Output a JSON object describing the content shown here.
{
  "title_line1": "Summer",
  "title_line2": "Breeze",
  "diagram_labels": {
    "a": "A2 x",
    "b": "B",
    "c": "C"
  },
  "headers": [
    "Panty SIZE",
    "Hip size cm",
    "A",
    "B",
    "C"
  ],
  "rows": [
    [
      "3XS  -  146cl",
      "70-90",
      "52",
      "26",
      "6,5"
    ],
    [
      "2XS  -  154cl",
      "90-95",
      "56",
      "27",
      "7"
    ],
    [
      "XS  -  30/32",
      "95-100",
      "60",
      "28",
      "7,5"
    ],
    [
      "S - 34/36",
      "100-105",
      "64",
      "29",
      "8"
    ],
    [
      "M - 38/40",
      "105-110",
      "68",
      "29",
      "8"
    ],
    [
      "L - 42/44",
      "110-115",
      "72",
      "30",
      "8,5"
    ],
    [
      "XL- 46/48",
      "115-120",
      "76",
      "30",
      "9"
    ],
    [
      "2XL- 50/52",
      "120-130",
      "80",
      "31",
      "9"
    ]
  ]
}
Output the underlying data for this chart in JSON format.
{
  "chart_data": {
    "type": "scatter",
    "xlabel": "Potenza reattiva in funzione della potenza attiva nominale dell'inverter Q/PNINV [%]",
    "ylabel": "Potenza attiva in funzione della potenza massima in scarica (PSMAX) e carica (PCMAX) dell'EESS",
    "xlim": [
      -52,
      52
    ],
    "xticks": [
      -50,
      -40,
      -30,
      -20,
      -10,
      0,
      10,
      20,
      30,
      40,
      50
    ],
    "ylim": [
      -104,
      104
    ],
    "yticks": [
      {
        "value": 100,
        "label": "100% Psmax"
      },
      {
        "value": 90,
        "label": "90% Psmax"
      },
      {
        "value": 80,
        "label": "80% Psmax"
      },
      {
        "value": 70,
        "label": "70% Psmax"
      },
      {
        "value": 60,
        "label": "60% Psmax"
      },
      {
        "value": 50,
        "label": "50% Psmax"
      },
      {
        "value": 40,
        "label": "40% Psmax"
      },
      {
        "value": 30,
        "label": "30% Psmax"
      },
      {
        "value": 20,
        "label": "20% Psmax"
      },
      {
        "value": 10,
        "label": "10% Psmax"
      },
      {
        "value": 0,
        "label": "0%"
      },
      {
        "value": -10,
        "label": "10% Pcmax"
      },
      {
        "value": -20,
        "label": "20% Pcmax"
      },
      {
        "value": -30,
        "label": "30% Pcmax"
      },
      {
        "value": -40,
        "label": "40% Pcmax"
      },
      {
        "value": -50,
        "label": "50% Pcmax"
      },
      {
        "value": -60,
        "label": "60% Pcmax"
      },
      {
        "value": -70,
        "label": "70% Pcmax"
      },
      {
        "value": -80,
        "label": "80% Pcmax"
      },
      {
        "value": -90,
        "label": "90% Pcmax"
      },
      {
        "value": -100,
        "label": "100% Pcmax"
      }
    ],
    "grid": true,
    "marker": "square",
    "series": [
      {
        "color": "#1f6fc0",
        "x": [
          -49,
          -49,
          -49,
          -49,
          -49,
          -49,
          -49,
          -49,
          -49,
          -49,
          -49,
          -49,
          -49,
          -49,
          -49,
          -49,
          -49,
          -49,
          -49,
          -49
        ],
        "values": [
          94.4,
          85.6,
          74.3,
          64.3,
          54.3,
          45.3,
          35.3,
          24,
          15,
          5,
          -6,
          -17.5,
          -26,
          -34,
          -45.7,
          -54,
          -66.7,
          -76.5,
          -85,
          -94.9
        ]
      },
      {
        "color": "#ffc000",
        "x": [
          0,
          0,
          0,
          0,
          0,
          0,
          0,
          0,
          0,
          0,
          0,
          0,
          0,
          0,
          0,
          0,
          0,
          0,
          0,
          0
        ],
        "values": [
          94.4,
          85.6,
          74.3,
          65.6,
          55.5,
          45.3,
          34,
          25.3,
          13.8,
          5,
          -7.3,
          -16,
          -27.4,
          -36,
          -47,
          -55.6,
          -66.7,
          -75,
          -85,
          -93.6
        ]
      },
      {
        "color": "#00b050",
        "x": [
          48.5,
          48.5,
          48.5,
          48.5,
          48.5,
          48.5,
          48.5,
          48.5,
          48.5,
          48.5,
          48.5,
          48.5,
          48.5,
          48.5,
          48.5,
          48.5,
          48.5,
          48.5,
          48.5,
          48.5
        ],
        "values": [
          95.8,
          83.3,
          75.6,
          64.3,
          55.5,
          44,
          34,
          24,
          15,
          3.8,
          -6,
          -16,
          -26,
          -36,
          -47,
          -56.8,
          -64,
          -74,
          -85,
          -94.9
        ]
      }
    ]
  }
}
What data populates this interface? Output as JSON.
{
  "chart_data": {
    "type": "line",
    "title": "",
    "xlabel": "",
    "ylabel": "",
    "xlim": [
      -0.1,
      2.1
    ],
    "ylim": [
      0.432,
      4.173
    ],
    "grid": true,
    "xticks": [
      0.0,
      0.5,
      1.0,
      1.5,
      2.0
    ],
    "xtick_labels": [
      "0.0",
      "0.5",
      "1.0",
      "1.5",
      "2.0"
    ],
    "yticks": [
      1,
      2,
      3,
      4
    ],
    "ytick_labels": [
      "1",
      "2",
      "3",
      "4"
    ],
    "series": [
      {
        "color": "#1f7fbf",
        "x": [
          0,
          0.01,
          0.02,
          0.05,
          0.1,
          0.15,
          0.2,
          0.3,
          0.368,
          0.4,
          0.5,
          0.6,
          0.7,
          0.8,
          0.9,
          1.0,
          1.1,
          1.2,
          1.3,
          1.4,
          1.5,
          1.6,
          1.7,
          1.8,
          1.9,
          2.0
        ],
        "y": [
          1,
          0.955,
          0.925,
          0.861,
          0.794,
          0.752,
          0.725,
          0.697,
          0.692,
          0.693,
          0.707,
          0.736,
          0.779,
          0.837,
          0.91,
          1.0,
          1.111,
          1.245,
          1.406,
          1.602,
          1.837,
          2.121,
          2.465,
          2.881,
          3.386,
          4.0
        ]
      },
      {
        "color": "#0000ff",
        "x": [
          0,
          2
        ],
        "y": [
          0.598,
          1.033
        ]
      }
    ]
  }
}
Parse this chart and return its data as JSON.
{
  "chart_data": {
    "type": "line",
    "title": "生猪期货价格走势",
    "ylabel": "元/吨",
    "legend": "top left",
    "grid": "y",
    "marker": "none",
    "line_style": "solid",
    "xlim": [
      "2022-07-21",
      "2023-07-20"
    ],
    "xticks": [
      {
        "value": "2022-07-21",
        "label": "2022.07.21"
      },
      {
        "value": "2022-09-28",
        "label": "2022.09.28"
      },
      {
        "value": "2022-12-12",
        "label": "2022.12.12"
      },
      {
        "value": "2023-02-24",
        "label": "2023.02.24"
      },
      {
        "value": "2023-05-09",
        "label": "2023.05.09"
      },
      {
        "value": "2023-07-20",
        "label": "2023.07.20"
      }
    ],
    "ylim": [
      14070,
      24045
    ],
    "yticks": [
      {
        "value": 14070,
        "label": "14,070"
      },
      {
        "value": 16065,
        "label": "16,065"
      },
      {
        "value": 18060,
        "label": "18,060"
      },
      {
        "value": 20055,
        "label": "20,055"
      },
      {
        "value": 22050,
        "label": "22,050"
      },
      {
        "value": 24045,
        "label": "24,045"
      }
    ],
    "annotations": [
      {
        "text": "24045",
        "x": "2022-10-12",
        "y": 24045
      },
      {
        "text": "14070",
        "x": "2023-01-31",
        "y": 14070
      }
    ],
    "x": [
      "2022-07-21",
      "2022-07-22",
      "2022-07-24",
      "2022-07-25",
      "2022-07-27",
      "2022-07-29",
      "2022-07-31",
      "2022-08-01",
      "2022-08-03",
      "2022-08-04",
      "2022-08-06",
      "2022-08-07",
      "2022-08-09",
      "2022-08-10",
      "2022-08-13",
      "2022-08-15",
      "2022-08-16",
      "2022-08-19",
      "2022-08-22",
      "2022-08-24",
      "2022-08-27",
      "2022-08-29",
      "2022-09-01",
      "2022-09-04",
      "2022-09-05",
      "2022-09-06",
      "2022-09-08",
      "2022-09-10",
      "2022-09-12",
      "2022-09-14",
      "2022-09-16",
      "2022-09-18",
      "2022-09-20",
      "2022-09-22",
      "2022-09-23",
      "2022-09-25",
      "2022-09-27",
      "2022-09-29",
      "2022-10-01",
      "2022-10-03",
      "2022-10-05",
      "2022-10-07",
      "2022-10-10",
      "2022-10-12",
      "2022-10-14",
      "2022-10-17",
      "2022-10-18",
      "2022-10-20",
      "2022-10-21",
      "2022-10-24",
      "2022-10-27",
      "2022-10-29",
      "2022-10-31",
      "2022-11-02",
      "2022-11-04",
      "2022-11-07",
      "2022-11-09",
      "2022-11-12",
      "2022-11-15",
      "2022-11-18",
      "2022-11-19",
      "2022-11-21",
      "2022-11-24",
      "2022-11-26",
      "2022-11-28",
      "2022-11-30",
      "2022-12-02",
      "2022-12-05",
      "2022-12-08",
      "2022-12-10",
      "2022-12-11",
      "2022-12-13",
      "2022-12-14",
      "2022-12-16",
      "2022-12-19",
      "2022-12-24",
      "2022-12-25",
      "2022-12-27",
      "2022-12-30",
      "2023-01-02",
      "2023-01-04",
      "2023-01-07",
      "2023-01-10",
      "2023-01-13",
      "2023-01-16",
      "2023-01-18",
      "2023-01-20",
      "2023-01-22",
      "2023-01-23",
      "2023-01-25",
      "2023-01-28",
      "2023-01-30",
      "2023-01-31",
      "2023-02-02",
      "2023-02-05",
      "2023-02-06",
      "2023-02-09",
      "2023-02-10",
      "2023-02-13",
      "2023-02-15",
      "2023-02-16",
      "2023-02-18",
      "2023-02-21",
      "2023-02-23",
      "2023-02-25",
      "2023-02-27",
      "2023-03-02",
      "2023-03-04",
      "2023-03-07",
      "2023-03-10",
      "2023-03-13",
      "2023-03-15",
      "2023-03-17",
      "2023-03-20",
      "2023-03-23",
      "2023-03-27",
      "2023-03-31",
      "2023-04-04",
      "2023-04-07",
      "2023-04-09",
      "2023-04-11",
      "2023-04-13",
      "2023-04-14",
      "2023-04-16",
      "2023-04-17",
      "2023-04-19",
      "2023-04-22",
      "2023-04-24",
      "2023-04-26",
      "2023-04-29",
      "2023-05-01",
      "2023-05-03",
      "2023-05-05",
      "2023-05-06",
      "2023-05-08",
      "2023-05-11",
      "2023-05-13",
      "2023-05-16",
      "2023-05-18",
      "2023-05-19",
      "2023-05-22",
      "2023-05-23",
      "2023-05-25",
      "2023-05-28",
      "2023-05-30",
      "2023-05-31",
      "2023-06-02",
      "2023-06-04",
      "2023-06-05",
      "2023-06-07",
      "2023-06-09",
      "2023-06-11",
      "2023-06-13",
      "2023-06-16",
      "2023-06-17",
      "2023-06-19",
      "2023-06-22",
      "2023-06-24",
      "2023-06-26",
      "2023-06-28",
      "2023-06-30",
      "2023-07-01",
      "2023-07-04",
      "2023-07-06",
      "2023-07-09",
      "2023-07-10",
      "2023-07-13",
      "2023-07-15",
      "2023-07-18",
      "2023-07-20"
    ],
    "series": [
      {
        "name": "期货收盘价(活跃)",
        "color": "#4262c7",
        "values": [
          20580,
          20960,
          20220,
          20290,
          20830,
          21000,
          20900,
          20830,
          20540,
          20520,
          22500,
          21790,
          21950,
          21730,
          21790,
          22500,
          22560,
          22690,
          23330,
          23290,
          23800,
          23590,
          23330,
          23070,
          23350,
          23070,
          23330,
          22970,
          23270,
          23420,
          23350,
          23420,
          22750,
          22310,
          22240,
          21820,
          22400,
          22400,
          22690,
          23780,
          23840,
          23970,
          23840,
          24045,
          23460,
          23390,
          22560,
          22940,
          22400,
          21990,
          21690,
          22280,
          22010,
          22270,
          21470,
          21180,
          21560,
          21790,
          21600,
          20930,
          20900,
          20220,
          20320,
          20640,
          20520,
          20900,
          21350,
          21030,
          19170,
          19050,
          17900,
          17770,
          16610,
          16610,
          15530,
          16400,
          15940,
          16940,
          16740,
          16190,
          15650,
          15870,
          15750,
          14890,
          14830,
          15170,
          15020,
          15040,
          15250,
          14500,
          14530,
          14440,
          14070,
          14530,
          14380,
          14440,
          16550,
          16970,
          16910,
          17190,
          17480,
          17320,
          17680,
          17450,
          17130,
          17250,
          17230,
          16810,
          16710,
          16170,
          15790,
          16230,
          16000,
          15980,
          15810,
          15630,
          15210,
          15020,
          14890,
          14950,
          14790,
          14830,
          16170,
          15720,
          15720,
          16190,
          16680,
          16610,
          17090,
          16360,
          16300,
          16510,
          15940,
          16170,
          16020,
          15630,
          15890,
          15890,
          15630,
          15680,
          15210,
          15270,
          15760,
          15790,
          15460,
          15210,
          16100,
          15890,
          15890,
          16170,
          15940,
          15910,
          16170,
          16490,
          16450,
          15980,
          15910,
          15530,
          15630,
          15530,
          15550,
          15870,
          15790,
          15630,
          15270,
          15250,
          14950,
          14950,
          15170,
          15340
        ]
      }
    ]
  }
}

## Stated goal
Look over the listing above. Pick out and copy every line that includes "xlabel".

## Answer below
    "xlabel": "Potenza reattiva in funzione della potenza attiva nominale dell'inverter Q/PNINV [%]",
    "xlabel": "",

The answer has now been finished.